- **PROBLEM DETAILS**
Transcribe every line, keeping it exact.

- **GIVEN RECORDS**

══════

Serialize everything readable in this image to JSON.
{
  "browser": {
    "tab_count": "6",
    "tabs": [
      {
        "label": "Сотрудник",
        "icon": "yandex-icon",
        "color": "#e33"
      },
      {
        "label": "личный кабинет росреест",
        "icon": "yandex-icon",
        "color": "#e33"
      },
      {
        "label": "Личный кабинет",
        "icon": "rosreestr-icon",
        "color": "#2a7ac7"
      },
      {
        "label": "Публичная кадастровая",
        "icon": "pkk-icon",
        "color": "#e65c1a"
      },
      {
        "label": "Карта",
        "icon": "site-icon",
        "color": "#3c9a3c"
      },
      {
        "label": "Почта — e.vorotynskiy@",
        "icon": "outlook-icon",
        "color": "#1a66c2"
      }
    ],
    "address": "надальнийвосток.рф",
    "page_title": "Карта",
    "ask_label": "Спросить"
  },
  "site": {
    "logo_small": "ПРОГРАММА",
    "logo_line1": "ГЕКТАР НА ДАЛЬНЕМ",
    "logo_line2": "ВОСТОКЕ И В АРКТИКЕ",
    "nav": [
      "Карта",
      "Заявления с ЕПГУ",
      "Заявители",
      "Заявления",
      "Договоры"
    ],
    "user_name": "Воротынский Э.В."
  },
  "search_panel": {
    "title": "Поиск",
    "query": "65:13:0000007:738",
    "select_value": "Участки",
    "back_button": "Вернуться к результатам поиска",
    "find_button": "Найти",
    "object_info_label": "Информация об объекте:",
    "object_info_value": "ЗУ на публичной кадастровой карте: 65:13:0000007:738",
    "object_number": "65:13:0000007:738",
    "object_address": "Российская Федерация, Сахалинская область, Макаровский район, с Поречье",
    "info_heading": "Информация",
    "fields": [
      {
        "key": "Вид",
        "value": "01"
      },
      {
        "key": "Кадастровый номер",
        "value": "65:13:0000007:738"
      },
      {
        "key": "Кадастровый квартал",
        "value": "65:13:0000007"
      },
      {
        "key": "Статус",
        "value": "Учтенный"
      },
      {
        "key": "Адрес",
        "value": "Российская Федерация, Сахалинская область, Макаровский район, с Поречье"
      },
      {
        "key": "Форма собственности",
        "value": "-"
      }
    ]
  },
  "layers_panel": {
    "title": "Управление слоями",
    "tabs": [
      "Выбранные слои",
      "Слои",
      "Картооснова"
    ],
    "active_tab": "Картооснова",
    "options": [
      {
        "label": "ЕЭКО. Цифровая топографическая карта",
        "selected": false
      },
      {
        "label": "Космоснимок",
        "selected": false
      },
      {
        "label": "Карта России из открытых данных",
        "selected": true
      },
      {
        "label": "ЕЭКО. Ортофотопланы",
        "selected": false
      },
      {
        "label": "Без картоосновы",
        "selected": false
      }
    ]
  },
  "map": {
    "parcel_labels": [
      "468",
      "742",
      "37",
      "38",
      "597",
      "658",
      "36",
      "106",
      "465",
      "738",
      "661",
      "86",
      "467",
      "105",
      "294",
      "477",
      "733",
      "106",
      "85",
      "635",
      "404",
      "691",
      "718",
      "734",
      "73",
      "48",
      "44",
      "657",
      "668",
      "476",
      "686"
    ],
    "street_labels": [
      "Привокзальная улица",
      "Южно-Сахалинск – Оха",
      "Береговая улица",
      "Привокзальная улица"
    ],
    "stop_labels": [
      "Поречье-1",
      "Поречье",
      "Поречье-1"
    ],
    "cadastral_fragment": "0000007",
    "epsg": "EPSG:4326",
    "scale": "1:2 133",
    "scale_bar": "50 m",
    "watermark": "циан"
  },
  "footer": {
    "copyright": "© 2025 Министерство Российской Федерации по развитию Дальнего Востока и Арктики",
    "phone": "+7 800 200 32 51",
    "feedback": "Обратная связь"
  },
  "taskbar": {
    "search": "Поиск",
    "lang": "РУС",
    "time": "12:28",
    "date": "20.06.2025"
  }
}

══════

- **CORRECT RESULT**
Serialize everything readable in this image to JSON.
{
  "browser": {
    "tab_count": "6",
    "tabs": [
      {
        "label": "Сотрудник",
        "icon": "yandex-icon",
        "color": "#e33"
      },
      {
        "label": "личный кабинет росреест",
        "icon": "yandex-icon",
        "color": "#e33"
      },
      {
        "label": "Личный кабинет",
        "icon": "rosreestr-icon",
        "color": "#2a7ac7"
      },
      {
        "label": "Публичная кадастровая",
        "icon": "pkk-icon",
        "color": "#e65c1a"
      },
      {
        "label": "Карта",
        "icon": "site-icon",
        "color": "#3c9a3c"
      },
      {
        "label": "Почта — e.vorotynskiy@",
        "icon": "outlook-icon",
        "color": "#1a66c2"
      }
    ],
    "address": "надальнийвосток.рф",
    "page_title": "Карта",
    "ask_label": "Спросить"
  },
  "site": {
    "logo_small": "ПРОГРАММА",
    "logo_line1": "ГЕКТАР НА ДАЛЬНЕМ",
    "logo_line2": "ВОСТОКЕ И В АРКТИКЕ",
    "nav": [
      "Карта",
      "Заявления с ЕПГУ",
      "Заявители",
      "Заявления",
      "Договоры"
    ],
    "user_name": "Воротынский Э.В."
  },
  "search_panel": {
    "title": "Поиск",
    "query": "65:13:0000007:738",
    "select_value": "Участки",
    "back_button": "Вернуться к результатам поиска",
    "find_button": "Найти",
    "object_info_label": "Информация об объекте:",
    "object_info_value": "ЗУ на публичной кадастровой карте: 65:13:0000007:738",
    "object_number": "65:13:0000007:738",
    "object_address": "Российская Федерация, Сахалинская область, Макаровский район, с Поречье",
    "info_heading": "Информация",
    "fields": [
      {
        "key": "Вид",
        "value": "01"
      },
      {
        "key": "Кадастровый номер",
        "value": "65:13:0000007:738"
      },
      {
        "key": "Кадастровый квартал",
        "value": "65:13:0000007"
      },
      {
        "key": "Статус",
        "value": "Учтенный"
      },
      {
        "key": "Адрес",
        "value": "Российская Федерация, Сахалинская область, Макаровский район, с Поречье"
      },
      {
        "key": "Форма собственности",
        "value": "-"
      }
    ]
  },
  "layers_panel": {
    "title": "Управление слоями",
    "tabs": [
      "Выбранные слои",
      "Слои",
      "Картооснова"
    ],
    "active_tab": "Картооснова",
    "options": [
      {
        "label": "ЕЭКО. Цифровая топографическая карта",
        "selected": false
      },
      {
        "label": "Космоснимок",
        "selected": false
      },
      {
        "label": "Карта России из открытых данных",
        "selected": true
      },
      {
        "label": "ЕЭКО. Ортофотопланы",
        "selected": false
      },
      {
        "label": "Без картоосновы",
        "selected": false
      }
    ]
  },
  "map": {
    "parcel_labels": [
      "468",
      "742",
      "37",
      "38",
      "597",
      "658",
      "36",
      "106",
      "465",
      "738",
      "661",
      "86",
      "467",
      "105",
      "294",
      "477",
      "733",
      "106",
      "85",
      "635",
      "404",
      "691",
      "718",
      "734",
      "73",
      "48",
      "44",
      "657",
      "668",
      "476",
      "686"
    ],
    "street_labels": [
      "Привокзальная улица",
      "Южно-Сахалинск – Оха",
      "Береговая улица",
      "Привокзальная улица"
    ],
    "stop_labels": [
      "Поречье-1",
      "Поречье",
      "Поречье-1"
    ],
    "cadastral_fragment": "0000007",
    "epsg": "EPSG:4326",
    "scale": "1:2 133",
    "scale_bar": "50 m",
    "watermark": "циан"
  },
  "footer": {
    "copyright": "© 2025 Министерство Российской Федерации по развитию Дальнего Востока и Арктики",
    "phone": "+7 800 200 32 51",
    "feedback": "Обратная связь"
  },
  "taskbar": {
    "search": "Поиск",
    "lang": "РУС",
    "time": "12:28",
    "date": "20.06.2025"
  }
}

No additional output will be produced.